##### MATERIALS PROVIDED

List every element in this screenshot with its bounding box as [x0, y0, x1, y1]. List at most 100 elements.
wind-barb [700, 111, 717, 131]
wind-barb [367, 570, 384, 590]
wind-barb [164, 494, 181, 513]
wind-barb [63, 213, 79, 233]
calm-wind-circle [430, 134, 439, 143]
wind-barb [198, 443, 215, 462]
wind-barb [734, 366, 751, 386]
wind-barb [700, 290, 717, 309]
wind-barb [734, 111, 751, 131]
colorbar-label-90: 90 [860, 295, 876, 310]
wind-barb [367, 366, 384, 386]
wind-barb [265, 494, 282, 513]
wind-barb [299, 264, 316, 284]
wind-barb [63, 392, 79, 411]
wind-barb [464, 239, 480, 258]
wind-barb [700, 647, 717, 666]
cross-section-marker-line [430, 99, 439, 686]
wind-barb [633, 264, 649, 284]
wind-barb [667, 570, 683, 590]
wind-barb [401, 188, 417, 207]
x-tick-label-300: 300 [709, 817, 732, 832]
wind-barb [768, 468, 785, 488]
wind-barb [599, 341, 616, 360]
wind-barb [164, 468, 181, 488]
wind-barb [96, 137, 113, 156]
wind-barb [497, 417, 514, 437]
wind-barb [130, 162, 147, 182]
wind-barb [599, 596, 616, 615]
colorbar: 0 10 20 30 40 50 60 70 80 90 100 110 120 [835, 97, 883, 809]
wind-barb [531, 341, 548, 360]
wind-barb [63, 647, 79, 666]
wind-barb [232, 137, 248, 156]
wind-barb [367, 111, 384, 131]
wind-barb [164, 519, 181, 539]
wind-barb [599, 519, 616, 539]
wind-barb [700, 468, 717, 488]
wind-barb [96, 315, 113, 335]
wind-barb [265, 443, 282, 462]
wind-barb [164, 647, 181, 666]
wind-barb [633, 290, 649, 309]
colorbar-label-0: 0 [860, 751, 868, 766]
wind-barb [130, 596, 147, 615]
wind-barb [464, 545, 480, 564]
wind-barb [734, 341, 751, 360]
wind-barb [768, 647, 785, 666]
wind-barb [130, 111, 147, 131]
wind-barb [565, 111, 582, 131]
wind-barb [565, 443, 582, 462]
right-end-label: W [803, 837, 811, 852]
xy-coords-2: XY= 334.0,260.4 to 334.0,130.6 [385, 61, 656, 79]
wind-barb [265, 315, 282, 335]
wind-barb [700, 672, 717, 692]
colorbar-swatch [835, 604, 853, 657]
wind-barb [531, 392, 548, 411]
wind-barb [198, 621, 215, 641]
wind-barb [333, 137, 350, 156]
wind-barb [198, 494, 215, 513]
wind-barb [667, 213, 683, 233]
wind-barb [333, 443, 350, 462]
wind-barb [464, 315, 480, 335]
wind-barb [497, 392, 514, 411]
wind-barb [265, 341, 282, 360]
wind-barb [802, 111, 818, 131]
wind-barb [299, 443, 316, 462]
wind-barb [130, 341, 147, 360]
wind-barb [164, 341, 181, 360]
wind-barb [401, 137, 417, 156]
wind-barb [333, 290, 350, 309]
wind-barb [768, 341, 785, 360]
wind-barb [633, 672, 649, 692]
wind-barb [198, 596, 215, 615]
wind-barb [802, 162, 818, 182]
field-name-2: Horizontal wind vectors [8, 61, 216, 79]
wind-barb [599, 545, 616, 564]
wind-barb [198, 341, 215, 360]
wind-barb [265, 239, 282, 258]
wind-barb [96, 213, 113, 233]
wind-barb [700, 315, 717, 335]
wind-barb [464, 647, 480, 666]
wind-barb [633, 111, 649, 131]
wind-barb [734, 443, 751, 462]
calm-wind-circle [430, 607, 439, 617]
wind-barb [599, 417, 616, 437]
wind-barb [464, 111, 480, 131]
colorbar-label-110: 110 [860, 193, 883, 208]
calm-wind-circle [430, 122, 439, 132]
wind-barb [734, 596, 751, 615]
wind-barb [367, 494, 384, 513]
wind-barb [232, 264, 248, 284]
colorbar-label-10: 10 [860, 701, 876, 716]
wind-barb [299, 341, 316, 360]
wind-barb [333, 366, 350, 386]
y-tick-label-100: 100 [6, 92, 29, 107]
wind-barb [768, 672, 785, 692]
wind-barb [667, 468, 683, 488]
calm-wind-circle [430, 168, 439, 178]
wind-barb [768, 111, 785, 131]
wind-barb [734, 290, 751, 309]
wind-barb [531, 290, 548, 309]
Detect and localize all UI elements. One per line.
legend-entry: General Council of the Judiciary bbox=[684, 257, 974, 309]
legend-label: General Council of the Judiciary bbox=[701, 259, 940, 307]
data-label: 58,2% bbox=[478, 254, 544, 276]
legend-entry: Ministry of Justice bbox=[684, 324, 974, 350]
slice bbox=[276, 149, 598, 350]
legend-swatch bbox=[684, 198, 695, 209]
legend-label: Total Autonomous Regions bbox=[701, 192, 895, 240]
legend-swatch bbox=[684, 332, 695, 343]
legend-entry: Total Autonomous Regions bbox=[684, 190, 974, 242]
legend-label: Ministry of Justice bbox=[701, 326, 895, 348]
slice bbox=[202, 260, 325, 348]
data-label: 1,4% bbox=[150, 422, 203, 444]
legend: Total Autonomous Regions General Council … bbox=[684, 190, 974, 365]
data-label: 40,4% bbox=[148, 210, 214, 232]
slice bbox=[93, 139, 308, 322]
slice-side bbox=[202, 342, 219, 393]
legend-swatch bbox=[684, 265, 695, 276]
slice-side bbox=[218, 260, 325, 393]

##########

• **STATED EXERCISE**:
Edit the stretch from the start of the records through the line containing "wind-barb [734, 366, 751, 386]", replacing "calm-wind-circle" with "calm-marker" and leaving everything else unchanged.

• **RESPONSE**:
List every element in this screenshot with its bounding box as [x0, y0, x1, y1]. List at most 100 elements.
wind-barb [700, 111, 717, 131]
wind-barb [367, 570, 384, 590]
wind-barb [164, 494, 181, 513]
wind-barb [63, 213, 79, 233]
calm-marker [430, 134, 439, 143]
wind-barb [198, 443, 215, 462]
wind-barb [734, 366, 751, 386]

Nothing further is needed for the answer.